[start TEXT SHOWN]
It's me that's the old fella with the fading memory! Without google, I would not have been sure!

But do you remember Tippex papers? For typists to 'white out' a single letter. Actually, wasn't 'white out' a similar product? I'm off to google again.....

Edit:




It's the US equivalent I believe. I'd be lost without google!


----------



## byegad (19 Aug 2012)

Have we met?

Sorry my memory isn't what it once might have been if I could remember.


----------



## Speicher (19 Aug 2012)

During the seventh decade of the last century, secretaries were known to cover their boobs with Tippex.


----------



## Norm (19 Aug 2012)

Speicher said:


> During the seventh decade of the last century, secretaries were known to cover their boobs with Tippex.


Are you sure that was Tippex? 

And does the phrase 'pearl necklace' mean anything to you?


----------



## Speicher (19 Aug 2012)

It does now!


----------



## ufkacbln (19 Aug 2012)

ZZ Top!


----------



## jefmcg (19 Aug 2012)

Original was Liquid Paper, invented my Mike Nesmith's (of the Monkees) mother.


----------



## black'n'yellow (19 Aug 2012)

smokeysmoo said:


> I know you can choose to ignore a complete forum, but is there a way to just ignore individual threads?


 
In order to ignore something, you must first recognise its presence. Ergo, if the thread does not appear on your screen in the first place, it is not possible to ignore it. Discuss...

Incidentally, 'original' Tippex used a brush, not a foam wedge - that came later...


----------



## smokeysmoo (19 Aug 2012)

black'n'yellow said:


> In order to ignore something, you must first recognise its presence. Ergo, if the thread does not appear on your screen in the first place, it is not possible to ignore it. Discuss...


Too deep for me 



black'n'yellow said:


> Incidentally, 'original' Tippex used a brush, not a foam wedge - that came later...


Touche


----------



## yello (19 Aug 2012)

I'm showing my age I know but I only ever knew Tippex with a brush. That must make me the luddite's luddite.


----------



## Leedsbusdriver (19 Aug 2012)

Perhaps my memory is playing up,but i seem to remember Tippex in a sort of pen type thing?


----------



## Hacienda71 (19 Aug 2012)

Don't forget Liquid Paper


----------



## jefmcg (20 Aug 2012)

Hacienda71 said:


> Don't forget Liquid Paper


 
<tap tap tap> hello? is this thing on?



jefmcg said:


> Original was Liquid Paper, invented my Mike Nesmith's (of the Monkees) mother.


----------



## Hacienda71 (20 Aug 2012)

jefmcg said:


> <tap tap tap> hello? is this thing on?


Sorry, skim reading a thread was never a good idea.


----------



## jefmcg (20 Aug 2012)

Dayvo said:


> I did actually!  And I remember microfeish - hi-tec days, those, late 70s, when I was a young office clerk.
> And I thought there was only the one type of Tippex. _Nurse!_


You weren't paying attention in your futuristic office of the 70s. My mum had secretaries and typists and they had IBM Selectrics, with correction ribbons!


----------



## yello (20 Aug 2012)
[end TEXT SHOWN]
COMPLETE THE FOLLOWING:
**a.** From the Tippex thread, quote the passage starting at "## black'n'yellow (19" and ending at "ignore individual threads?".
**b.** Per the Tippex thread, what did "original" Tippex use instead of a foam wedge?
**c.** Name every username whose post header in the Tippex thread is dated 20 Aug 2012.
[start DATA SECTION]
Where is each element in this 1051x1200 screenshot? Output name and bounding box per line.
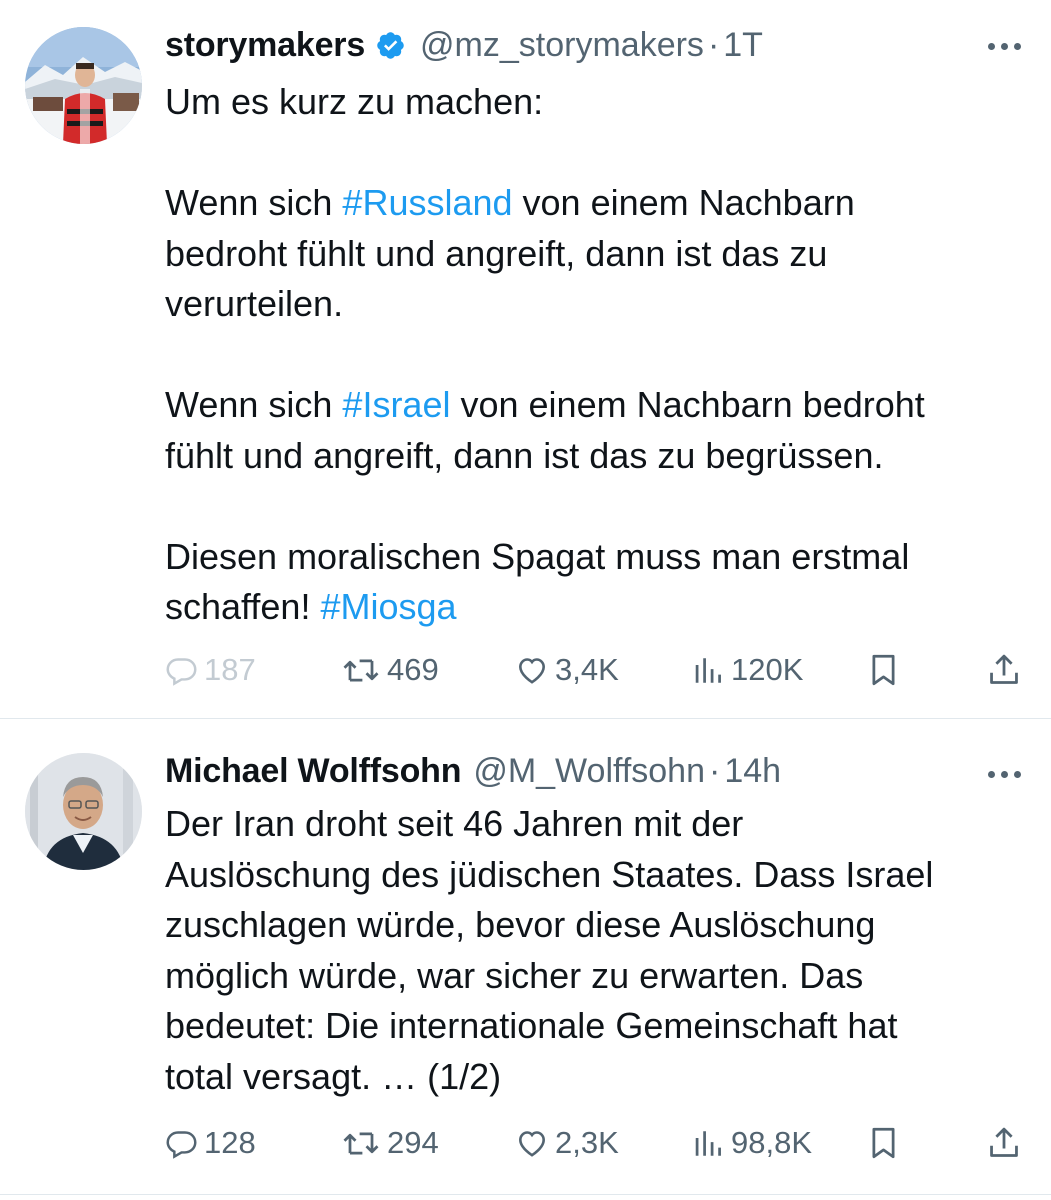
[end DATA SECTION]
OUTPUTS:
**a.**
## black'n'yellow (19 Aug 2012)

smokeysmoo said:


> I know you can choose to ignore a complete forum, but is there a way to just ignore individual threads?

**b.** A brush.

**c.** jefmcg, Hacienda71, yello